Given exercise: Retype the data below without altering anything.

Given data:
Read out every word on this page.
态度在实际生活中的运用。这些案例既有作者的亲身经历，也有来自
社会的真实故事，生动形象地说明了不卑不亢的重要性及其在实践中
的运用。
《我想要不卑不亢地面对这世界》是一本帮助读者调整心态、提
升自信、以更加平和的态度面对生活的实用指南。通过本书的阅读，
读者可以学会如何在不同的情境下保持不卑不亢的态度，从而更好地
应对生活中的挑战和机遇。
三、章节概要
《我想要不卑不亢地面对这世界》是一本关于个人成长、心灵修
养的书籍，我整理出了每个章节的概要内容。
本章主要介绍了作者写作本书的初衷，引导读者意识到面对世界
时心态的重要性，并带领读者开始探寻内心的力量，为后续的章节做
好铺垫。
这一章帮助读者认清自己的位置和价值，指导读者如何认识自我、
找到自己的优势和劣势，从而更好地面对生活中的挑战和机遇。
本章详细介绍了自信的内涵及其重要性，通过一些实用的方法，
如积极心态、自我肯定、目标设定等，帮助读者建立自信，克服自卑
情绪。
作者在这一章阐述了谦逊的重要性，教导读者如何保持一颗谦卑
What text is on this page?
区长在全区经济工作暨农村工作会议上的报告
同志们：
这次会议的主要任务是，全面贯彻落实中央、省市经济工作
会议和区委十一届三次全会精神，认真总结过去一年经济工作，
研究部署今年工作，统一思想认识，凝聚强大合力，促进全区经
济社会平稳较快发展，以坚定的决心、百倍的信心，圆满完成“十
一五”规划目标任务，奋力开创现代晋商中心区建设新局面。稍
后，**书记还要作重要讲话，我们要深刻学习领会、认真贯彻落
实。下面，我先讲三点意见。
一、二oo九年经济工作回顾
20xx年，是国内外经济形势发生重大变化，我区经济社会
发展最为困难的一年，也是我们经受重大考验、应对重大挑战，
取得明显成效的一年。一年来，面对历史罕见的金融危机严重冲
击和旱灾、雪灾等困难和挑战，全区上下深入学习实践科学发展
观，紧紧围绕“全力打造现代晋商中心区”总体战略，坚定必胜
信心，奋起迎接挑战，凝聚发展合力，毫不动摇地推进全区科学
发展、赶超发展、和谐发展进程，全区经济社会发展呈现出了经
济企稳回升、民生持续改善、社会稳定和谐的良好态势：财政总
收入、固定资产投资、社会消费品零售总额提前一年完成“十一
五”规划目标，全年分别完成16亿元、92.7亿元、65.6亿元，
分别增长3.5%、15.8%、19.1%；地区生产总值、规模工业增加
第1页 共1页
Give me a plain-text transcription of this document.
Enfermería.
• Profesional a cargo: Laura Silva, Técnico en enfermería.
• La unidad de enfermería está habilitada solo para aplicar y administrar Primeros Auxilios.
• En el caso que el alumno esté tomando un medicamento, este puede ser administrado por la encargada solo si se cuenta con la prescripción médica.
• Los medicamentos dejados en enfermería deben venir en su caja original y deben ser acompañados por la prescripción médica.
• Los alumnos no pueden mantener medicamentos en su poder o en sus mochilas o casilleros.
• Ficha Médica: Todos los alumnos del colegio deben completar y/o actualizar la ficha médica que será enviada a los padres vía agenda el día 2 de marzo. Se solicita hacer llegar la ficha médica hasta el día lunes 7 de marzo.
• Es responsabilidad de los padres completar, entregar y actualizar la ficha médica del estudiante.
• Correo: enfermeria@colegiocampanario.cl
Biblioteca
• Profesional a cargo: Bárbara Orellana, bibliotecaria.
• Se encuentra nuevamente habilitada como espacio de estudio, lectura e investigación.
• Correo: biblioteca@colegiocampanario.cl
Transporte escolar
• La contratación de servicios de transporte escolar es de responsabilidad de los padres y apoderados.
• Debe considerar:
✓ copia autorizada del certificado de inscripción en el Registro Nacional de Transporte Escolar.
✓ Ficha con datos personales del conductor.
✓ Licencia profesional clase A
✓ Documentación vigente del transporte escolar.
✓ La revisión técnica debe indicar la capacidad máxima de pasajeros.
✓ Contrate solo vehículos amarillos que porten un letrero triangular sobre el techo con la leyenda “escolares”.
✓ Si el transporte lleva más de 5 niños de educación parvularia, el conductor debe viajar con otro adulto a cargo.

Answer in full:
Read out every word on this page.
态度在实际生活中的运用。这些案例既有作者的亲身经历，也有来自
社会的真实故事，生动形象地说明了不卑不亢的重要性及其在实践中
的运用。
《我想要不卑不亢地面对这世界》是一本帮助读者调整心态、提
升自信、以更加平和的态度面对生活的实用指南。通过本书的阅读，
读者可以学会如何在不同的情境下保持不卑不亢的态度，从而更好地
应对生活中的挑战和机遇。
三、章节概要
《我想要不卑不亢地面对这世界》是一本关于个人成长、心灵修
养的书籍，我整理出了每个章节的概要内容。
本章主要介绍了作者写作本书的初衷，引导读者意识到面对世界
时心态的重要性，并带领读者开始探寻内心的力量，为后续的章节做
好铺垫。
这一章帮助读者认清自己的位置和价值，指导读者如何认识自我、
找到自己的优势和劣势，从而更好地面对生活中的挑战和机遇。
本章详细介绍了自信的内涵及其重要性，通过一些实用的方法，
如积极心态、自我肯定、目标设定等，帮助读者建立自信，克服自卑
情绪。
作者在这一章阐述了谦逊的重要性，教导读者如何保持一颗谦卑
What text is on this page?
区长在全区经济工作暨农村工作会议上的报告
同志们：
这次会议的主要任务是，全面贯彻落实中央、省市经济工作
会议和区委十一届三次全会精神，认真总结过去一年经济工作，
研究部署今年工作，统一思想认识，凝聚强大合力，促进全区经
济社会平稳较快发展，以坚定的决心、百倍的信心，圆满完成“十
一五”规划目标任务，奋力开创现代晋商中心区建设新局面。稍
后，**书记还要作重要讲话，我们要深刻学习领会、认真贯彻落
实。下面，我先讲三点意见。
一、二oo九年经济工作回顾
20xx年，是国内外经济形势发生重大变化，我区经济社会
发展最为困难的一年，也是我们经受重大考验、应对重大挑战，
取得明显成效的一年。一年来，面对历史罕见的金融危机严重冲
击和旱灾、雪灾等困难和挑战，全区上下深入学习实践科学发展
观，紧紧围绕“全力打造现代晋商中心区”总体战略，坚定必胜
信心，奋起迎接挑战，凝聚发展合力，毫不动摇地推进全区科学
发展、赶超发展、和谐发展进程，全区经济社会发展呈现出了经
济企稳回升、民生持续改善、社会稳定和谐的良好态势：财政总
收入、固定资产投资、社会消费品零售总额提前一年完成“十一
五”规划目标，全年分别完成16亿元、92.7亿元、65.6亿元，
分别增长3.5%、15.8%、19.1%；地区生产总值、规模工业增加
第1页 共1页
Give me a plain-text transcription of this document.
Enfermería.
• Profesional a cargo: Laura Silva, Técnico en enfermería.
• La unidad de enfermería está habilitada solo para aplicar y administrar Primeros Auxilios.
• En el caso que el alumno esté tomando un medicamento, este puede ser administrado por la encargada solo si se cuenta con la prescripción médica.
• Los medicamentos dejados en enfermería deben venir en su caja original y deben ser acompañados por la prescripción médica.
• Los alumnos no pueden mantener medicamentos en su poder o en sus mochilas o casilleros.
• Ficha Médica: Todos los alumnos del colegio deben completar y/o actualizar la ficha médica que será enviada a los padres vía agenda el día 2 de marzo. Se solicita hacer llegar la ficha médica hasta el día lunes 7 de marzo.
• Es responsabilidad de los padres completar, entregar y actualizar la ficha médica del estudiante.
• Correo: enfermeria@colegiocampanario.cl
Biblioteca
• Profesional a cargo: Bárbara Orellana, bibliotecaria.
• Se encuentra nuevamente habilitada como espacio de estudio, lectura e investigación.
• Correo: biblioteca@colegiocampanario.cl
Transporte escolar
• La contratación de servicios de transporte escolar es de responsabilidad de los padres y apoderados.
• Debe considerar:
✓ copia autorizada del certificado de inscripción en el Registro Nacional de Transporte Escolar.
✓ Ficha con datos personales del conductor.
✓ Licencia profesional clase A
✓ Documentación vigente del transporte escolar.
✓ La revisión técnica debe indicar la capacidad máxima de pasajeros.
✓ Contrate solo vehículos amarillos que porten un letrero triangular sobre el techo con la leyenda “escolares”.
✓ Si el transporte lleva más de 5 niños de educación parvularia, el conductor debe viajar con otro adulto a cargo.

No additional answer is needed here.